>> begin TEXT PROVIDED
In April 2019, Telefónica Celular del Paraguay S.A.E. made a tender offer for its $300 million 6.75% senior notes due 2022 with a premium for a total consideration of $1,025.30 for each $1,000 notes tendered, while simultaneously issued new $300 million 5.875% senior notes due 2027 with an interest at 5.875% p.a., payable semi-annually in arrears on April 15 and October 15 of each year, starting on October 15, 2019 (the "Telecel 2027 Notes"). Remaining, or not tendered 6.75% senior notes due 2022 were early redeemed right after.

 

In June 2019, a local bond program for up to PYG 300 billion (approximately $50 million) was registered with local financial authority, to be issued in different series from 1 year to 10 years. On June 5, 2019, 3 initial series for up to PYG 230 billion (approximately $37 million) were registered and issued as follows: (i) PYG 115 billion, at 8.75%, due June 3, 2024, (ii) PYG 50 billion, at 9.25%, due May 29, 2026 and (iii) PYG 65 billion, at 10%, due May 31, 2029.
>> end TEXT PROVIDED
>> begin ITEMS
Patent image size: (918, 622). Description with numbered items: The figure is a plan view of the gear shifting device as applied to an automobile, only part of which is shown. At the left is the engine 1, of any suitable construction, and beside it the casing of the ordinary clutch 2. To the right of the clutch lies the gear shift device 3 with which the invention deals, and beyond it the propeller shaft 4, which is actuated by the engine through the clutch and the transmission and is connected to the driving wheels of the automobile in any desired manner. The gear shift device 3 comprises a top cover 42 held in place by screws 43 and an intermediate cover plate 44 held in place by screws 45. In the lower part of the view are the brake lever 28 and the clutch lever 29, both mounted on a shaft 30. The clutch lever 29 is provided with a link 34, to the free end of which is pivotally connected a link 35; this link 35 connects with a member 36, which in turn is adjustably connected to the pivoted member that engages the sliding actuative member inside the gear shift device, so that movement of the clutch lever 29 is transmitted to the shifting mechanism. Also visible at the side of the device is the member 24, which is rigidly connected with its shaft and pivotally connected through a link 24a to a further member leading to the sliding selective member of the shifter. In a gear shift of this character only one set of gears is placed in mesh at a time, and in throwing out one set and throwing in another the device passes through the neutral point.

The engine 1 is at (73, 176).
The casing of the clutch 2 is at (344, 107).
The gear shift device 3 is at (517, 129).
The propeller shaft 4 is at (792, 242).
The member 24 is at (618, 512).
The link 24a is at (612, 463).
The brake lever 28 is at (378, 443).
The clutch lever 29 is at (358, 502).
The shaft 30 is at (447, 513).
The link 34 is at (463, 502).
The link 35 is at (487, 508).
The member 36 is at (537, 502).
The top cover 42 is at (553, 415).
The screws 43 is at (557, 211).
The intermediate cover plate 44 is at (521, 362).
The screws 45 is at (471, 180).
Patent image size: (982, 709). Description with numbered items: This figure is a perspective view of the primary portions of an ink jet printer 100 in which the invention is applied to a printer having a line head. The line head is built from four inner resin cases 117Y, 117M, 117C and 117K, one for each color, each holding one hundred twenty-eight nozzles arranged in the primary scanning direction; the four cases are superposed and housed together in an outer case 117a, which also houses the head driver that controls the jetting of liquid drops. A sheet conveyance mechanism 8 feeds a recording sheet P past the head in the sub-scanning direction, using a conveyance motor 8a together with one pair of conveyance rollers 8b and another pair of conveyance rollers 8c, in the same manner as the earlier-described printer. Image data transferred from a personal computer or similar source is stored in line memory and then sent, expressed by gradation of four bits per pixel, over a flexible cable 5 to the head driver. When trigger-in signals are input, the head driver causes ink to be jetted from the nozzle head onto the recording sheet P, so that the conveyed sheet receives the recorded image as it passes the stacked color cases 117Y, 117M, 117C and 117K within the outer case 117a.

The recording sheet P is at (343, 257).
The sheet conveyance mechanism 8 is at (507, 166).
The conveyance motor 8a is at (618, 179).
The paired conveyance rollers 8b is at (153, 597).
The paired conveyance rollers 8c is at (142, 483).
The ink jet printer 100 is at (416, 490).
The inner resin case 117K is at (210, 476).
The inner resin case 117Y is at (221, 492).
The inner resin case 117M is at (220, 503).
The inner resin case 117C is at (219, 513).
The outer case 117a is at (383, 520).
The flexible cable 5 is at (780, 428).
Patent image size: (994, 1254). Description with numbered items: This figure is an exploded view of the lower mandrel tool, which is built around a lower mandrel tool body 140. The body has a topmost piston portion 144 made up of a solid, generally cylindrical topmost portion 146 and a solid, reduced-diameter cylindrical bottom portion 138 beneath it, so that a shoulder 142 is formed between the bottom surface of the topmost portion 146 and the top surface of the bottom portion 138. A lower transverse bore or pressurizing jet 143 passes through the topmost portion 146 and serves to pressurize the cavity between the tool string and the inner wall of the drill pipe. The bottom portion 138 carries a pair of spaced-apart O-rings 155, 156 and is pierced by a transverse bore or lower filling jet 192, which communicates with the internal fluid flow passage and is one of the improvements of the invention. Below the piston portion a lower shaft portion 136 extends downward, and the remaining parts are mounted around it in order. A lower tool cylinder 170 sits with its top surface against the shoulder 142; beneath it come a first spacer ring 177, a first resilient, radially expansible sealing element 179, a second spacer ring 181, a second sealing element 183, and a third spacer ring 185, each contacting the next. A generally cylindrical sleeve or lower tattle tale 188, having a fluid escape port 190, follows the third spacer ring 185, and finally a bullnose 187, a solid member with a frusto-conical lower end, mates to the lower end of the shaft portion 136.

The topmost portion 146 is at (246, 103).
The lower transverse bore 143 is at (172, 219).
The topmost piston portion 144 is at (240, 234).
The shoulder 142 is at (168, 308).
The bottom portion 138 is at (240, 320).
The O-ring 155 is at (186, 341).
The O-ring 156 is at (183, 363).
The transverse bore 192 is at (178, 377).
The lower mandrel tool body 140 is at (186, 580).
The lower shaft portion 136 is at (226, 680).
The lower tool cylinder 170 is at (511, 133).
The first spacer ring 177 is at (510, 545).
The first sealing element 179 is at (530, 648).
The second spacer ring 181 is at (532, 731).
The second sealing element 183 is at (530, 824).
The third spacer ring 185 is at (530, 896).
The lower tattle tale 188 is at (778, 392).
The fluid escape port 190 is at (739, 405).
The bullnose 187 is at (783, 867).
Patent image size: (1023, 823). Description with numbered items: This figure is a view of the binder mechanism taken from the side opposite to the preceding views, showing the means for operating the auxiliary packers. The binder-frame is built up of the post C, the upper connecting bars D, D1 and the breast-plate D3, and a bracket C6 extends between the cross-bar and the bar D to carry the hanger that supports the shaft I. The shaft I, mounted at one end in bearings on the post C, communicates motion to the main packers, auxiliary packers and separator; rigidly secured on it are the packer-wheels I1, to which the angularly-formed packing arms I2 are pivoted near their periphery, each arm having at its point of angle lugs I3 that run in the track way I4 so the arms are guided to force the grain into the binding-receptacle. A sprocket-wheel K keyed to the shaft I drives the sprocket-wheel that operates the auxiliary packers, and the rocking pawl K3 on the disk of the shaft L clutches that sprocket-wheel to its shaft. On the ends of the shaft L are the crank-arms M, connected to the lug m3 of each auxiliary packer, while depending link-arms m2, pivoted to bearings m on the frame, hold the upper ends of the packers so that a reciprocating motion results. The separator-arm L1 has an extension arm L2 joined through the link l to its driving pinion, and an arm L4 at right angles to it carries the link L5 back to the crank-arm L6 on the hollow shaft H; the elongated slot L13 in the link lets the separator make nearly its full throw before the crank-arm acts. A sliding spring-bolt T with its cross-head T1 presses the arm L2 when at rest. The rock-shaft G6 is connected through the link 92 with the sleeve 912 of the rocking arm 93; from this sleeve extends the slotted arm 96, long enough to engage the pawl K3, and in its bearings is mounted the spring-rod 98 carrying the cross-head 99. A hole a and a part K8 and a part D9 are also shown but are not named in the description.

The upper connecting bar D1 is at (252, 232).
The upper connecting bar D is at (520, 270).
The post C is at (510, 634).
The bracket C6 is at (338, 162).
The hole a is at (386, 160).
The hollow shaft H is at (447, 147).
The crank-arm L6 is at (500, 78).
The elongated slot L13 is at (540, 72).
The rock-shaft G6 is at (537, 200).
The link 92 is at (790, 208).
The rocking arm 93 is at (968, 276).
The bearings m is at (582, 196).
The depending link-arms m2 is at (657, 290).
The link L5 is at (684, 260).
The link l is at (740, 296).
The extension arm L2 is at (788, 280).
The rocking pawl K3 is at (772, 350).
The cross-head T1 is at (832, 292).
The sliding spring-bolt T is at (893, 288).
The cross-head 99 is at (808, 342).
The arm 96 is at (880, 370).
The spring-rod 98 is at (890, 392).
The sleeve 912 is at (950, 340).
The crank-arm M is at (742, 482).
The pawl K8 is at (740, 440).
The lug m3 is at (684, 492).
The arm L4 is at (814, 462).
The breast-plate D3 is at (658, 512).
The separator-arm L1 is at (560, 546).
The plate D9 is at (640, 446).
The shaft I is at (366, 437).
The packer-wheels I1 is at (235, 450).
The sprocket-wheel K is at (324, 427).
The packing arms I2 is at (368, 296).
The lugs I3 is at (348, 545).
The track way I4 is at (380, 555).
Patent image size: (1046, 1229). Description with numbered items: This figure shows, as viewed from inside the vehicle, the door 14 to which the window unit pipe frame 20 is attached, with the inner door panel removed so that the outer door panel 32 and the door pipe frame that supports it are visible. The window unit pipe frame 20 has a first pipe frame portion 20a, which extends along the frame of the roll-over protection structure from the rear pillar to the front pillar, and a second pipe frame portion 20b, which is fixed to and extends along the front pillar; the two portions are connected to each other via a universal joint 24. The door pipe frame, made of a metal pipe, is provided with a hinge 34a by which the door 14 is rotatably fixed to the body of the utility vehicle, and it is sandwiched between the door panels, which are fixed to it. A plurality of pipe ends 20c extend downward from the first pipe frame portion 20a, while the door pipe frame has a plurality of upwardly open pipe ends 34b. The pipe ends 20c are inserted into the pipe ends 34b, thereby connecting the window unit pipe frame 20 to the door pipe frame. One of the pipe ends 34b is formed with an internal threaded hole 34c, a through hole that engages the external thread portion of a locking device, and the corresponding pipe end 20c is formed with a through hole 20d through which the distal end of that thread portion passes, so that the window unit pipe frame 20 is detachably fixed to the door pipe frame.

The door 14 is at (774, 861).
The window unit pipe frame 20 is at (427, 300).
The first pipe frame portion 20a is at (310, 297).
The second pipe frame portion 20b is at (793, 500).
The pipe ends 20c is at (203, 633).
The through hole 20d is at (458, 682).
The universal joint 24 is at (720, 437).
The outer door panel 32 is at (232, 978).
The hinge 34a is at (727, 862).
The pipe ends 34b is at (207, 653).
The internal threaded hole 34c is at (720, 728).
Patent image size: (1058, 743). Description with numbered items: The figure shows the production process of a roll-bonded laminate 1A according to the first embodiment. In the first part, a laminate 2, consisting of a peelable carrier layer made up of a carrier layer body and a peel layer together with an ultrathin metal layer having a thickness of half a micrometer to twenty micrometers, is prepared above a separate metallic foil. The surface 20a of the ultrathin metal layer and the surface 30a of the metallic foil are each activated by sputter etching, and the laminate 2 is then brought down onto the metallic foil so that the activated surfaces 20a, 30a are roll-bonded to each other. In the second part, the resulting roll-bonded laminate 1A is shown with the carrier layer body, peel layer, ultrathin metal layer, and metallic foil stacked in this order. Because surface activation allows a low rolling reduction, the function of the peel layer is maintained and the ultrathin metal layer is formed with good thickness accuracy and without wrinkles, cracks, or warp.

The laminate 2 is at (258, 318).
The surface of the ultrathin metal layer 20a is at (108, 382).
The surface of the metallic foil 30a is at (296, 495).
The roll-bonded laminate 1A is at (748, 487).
>> end ITEMS
■ **PROBLEM SET**
(a) Decide whether each statement agrees with the passage on Telecel's notes, and answer yes or no for each, quoting the words that settle it: (i) Interest on the new 5.875% notes is paid semi-annually. (ii) The local bond program registered in June 2019 allowed for up to PYG 230 billion. (iii) The PYG 65 billion series matures in 2026.
(b) According to the passage on Telecel's notes, what total consideration was offered for each $1,000 of the 6.75% senior notes tendered?
The entries are separate material, unrelated to the passage on Telecel's notes.

■ **EXERCISE ANSWERS**
(a)
(i) Yes: "payable semi-annually in arrears on April 15 and October 15 of each year"
(ii) No: "a local bond program for up to PYG 300 billion (approximately $50 million) was registered with local financial authority"
(iii) No: "(iii) PYG 65 billion, at 10%, due May 31, 2029"

(b) $1,025.30